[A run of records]
<<<<

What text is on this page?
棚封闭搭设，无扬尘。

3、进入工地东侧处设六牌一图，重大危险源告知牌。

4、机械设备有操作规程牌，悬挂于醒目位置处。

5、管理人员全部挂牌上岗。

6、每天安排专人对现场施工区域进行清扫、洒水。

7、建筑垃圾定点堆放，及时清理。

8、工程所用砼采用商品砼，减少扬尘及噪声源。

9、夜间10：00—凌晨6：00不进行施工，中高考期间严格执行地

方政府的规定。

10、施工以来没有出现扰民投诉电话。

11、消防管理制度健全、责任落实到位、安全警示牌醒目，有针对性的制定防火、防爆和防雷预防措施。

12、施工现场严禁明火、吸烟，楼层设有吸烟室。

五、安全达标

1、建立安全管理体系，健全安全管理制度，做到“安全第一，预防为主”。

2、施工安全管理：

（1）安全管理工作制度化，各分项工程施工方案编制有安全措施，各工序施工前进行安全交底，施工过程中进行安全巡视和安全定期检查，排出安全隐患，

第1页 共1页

>>>>

**Required task**
Please set down each line of the records exactly as given.

**Result for this task**
What text is on this page?
棚封闭搭设，无扬尘。

3、进入工地东侧处设六牌一图，重大危险源告知牌。

4、机械设备有操作规程牌，悬挂于醒目位置处。

5、管理人员全部挂牌上岗。

6、每天安排专人对现场施工区域进行清扫、洒水。

7、建筑垃圾定点堆放，及时清理。

8、工程所用砼采用商品砼，减少扬尘及噪声源。

9、夜间10：00—凌晨6：00不进行施工，中高考期间严格执行地

方政府的规定。

10、施工以来没有出现扰民投诉电话。

11、消防管理制度健全、责任落实到位、安全警示牌醒目，有针对性的制定防火、防爆和防雷预防措施。

12、施工现场严禁明火、吸烟，楼层设有吸烟室。

五、安全达标

1、建立安全管理体系，健全安全管理制度，做到“安全第一，预防为主”。

2、施工安全管理：

（1）安全管理工作制度化，各分项工程施工方案编制有安全措施，各工序施工前进行安全交底，施工过程中进行安全巡视和安全定期检查，排出安全隐患，

第1页 共1页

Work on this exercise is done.